▶ SOURCE DOCUMENT
========================================
### Imports and Setup

In [2]:
%load_ext autoreload
%autoreload 2

%matplotlib inline

In [None]:
import sys
import os
sys.path.insert(0, "/Users/JI/Documents/Github/fastai/old/")
# print(sys.path)
import fastai
print(sys.modules['fastai'])

In [33]:
from fastai.structured import add_datepart,train_cats,proc_df,fix_missing,numericalize,set_rf_samples
import pandas as pd
import numpy as np
from pandas_summary import DataFrameSummary
from sklearn.ensemble import RandomForestRegressor, RandomForestClassifier
from IPython.display import display
from sklearn import metrics


In [6]:
PATH = "./data/bulldozers/"
# !ls {PATH}

### Load Dataset

In [7]:
df_raw = pd.read_csv(f'{PATH}Train.csv', low_memory=False, 
                     parse_dates=["saledate"])

### Pre-Processing Steps
Need to make cols numeric
1. change dates to numerics (add_datepart)
2. change all string names to categorical variables (train_cats). To apply the same categorical mappings to test set, use (apply_cats). Make sure the categorical mappings make sense, i.e. Low, Med, High instead of High, Low, Med etc.
3. Take care of missing/null values
    - if numeric, add new col(_na) with 1 or 0, and fill na with median value (proc_df,fix_missing)
    - pandas auto sets null categorical values to -1, so add 1 to all codes using (numericalize)

#### Display all cols in a df

In [9]:
def display_all(df):
    with pd.option_context("display.max_rows", 1000, "display.max_columns", 1000): 
        display(df)
========================================
▶ WRITTEN TASK 1
Could you reproduce the stretch of the bulldozers notebook from "### Imports and" through "# print(sys.path)" word for word?

▶ PROVIDED RECORDS
========================================
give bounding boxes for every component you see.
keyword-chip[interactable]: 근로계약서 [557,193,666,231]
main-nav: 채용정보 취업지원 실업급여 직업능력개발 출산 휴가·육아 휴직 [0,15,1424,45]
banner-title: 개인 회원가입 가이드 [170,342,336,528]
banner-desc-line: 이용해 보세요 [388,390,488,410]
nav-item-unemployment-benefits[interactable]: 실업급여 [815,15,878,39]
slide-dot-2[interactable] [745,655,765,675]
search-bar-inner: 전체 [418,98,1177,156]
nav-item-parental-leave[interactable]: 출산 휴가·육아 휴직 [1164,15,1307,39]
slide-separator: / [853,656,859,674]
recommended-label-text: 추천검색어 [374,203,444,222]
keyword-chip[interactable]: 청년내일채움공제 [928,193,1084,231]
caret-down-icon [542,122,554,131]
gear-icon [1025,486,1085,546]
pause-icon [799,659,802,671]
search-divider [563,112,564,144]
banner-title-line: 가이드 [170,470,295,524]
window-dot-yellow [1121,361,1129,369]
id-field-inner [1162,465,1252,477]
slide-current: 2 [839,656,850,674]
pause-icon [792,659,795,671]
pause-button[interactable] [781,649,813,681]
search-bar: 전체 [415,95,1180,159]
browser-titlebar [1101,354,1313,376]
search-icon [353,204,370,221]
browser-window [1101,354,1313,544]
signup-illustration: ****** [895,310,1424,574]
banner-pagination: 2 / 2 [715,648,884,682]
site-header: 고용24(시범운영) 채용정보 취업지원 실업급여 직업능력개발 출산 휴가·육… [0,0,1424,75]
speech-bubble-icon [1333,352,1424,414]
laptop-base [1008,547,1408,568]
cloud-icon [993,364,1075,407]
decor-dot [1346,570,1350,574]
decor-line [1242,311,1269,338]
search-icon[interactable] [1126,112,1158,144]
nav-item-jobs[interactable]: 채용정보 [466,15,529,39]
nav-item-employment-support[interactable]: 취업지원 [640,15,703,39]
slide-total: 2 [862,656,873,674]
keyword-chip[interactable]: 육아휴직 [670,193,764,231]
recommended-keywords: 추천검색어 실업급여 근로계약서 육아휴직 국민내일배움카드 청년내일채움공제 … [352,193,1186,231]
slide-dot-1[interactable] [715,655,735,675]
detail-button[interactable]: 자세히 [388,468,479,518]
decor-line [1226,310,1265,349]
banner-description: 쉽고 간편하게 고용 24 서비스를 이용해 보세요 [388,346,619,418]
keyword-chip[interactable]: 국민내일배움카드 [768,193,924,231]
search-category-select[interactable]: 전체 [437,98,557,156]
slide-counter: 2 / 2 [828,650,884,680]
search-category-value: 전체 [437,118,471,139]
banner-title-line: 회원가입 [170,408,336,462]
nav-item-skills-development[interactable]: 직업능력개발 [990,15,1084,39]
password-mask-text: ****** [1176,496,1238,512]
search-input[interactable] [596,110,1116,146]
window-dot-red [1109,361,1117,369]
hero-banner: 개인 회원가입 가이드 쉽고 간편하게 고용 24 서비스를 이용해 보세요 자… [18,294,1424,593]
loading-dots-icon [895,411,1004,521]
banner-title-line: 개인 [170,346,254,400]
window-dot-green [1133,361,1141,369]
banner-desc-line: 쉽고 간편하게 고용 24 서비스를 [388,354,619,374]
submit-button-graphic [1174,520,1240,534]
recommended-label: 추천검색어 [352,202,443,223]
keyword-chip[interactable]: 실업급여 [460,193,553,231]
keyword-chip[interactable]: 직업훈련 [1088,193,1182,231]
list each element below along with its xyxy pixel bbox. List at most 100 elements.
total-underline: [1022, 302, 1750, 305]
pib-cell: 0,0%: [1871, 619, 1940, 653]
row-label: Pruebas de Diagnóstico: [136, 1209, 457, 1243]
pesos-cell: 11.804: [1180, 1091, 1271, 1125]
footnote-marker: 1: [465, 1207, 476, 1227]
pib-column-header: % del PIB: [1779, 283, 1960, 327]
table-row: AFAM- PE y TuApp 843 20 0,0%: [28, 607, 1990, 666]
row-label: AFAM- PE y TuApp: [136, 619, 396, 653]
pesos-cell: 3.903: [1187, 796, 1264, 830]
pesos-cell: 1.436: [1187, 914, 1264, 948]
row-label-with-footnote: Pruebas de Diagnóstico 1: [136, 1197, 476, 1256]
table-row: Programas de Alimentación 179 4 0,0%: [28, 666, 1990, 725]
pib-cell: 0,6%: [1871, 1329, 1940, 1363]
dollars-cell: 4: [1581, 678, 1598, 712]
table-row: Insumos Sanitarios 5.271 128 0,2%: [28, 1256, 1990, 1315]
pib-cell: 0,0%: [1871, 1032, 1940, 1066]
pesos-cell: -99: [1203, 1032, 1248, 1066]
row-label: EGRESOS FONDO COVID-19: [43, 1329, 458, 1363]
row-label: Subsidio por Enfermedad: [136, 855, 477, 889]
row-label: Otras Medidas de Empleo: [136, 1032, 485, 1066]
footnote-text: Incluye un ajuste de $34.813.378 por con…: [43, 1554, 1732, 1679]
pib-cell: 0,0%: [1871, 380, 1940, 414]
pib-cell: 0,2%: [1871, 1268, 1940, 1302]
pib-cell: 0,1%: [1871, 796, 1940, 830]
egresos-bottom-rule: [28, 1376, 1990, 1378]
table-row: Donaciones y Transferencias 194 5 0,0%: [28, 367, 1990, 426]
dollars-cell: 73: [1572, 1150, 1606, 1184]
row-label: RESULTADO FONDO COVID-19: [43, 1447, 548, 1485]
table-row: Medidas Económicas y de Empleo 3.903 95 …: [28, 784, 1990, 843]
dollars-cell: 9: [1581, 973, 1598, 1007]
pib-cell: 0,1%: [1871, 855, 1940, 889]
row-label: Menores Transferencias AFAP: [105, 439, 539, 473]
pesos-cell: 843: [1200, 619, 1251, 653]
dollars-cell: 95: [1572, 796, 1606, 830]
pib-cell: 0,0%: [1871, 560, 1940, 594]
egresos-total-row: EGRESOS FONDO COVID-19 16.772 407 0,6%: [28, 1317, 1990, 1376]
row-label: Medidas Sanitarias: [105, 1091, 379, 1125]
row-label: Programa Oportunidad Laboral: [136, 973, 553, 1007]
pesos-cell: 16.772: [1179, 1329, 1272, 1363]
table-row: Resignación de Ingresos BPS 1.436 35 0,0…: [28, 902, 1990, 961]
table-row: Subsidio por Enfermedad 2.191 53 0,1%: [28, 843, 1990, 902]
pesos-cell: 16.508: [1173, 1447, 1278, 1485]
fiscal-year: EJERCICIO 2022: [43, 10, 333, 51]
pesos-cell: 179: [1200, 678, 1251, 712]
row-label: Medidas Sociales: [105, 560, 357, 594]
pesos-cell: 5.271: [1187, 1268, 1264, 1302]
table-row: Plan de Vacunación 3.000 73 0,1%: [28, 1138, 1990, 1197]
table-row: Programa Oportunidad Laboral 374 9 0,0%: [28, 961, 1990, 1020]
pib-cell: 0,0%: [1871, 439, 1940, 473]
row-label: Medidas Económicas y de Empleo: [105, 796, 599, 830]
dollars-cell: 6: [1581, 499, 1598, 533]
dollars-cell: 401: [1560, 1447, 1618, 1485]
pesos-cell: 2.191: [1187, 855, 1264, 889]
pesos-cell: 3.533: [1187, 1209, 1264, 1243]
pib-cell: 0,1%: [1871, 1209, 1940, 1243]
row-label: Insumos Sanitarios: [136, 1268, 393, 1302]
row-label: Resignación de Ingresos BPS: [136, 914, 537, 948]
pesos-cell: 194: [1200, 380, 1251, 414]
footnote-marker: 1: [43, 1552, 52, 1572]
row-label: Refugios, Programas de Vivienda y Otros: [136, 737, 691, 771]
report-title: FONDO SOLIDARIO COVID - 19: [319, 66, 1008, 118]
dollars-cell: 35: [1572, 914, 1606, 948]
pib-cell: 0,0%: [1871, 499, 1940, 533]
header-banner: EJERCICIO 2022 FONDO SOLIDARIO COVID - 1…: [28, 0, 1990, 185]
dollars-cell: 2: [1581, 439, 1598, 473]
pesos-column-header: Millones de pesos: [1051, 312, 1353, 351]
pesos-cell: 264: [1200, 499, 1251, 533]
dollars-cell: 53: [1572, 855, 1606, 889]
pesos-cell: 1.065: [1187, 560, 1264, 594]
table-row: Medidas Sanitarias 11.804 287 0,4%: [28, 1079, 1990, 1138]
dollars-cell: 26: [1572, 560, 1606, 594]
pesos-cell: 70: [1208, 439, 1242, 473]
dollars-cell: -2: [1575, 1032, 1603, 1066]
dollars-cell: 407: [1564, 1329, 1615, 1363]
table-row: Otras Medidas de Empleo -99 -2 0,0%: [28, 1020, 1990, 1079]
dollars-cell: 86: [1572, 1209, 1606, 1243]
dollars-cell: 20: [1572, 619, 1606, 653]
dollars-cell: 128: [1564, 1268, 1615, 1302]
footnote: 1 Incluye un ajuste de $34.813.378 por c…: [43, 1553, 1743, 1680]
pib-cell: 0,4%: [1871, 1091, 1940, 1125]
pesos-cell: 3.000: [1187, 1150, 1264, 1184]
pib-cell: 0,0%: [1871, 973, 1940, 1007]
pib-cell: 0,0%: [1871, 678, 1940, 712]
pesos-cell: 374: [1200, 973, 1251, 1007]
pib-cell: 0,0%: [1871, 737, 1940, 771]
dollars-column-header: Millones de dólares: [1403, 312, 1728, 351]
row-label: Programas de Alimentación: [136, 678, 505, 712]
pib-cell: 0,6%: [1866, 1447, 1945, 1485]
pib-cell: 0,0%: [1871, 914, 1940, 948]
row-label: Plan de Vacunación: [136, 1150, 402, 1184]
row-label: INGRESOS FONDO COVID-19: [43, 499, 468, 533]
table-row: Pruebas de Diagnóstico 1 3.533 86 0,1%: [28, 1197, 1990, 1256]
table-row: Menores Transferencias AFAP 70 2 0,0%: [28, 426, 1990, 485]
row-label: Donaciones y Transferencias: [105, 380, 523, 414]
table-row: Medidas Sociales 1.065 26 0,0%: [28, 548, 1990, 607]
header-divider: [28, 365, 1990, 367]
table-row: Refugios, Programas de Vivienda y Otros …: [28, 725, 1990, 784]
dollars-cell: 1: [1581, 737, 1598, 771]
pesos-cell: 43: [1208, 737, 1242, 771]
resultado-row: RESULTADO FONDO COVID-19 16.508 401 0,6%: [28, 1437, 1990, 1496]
========================================
▶ WRITTEN TASK 2
Could you rewrite the records from their start through the line containing "search-bar: 전체 [415,95,1180,159]", changing "pause-icon" to "stop-icon" and leaving everything else as is? Give only those lines.

▶ FULL OUTPUT 1
### Imports and Setup

In [2]:
%load_ext autoreload
%autoreload 2

%matplotlib inline

In [None]:
import sys
import os
sys.path.insert(0, "/Users/JI/Documents/Github/fastai/old/")
# print(sys.path)

▶ FULL OUTPUT 2
give bounding boxes for every component you see.
keyword-chip[interactable]: 근로계약서 [557,193,666,231]
main-nav: 채용정보 취업지원 실업급여 직업능력개발 출산 휴가·육아 휴직 [0,15,1424,45]
banner-title: 개인 회원가입 가이드 [170,342,336,528]
banner-desc-line: 이용해 보세요 [388,390,488,410]
nav-item-unemployment-benefits[interactable]: 실업급여 [815,15,878,39]
slide-dot-2[interactable] [745,655,765,675]
search-bar-inner: 전체 [418,98,1177,156]
nav-item-parental-leave[interactable]: 출산 휴가·육아 휴직 [1164,15,1307,39]
slide-separator: / [853,656,859,674]
recommended-label-text: 추천검색어 [374,203,444,222]
keyword-chip[interactable]: 청년내일채움공제 [928,193,1084,231]
caret-down-icon [542,122,554,131]
gear-icon [1025,486,1085,546]
stop-icon [799,659,802,671]
search-divider [563,112,564,144]
banner-title-line: 가이드 [170,470,295,524]
window-dot-yellow [1121,361,1129,369]
id-field-inner [1162,465,1252,477]
slide-current: 2 [839,656,850,674]
stop-icon [792,659,795,671]
pause-button[interactable] [781,649,813,681]
search-bar: 전체 [415,95,1180,159]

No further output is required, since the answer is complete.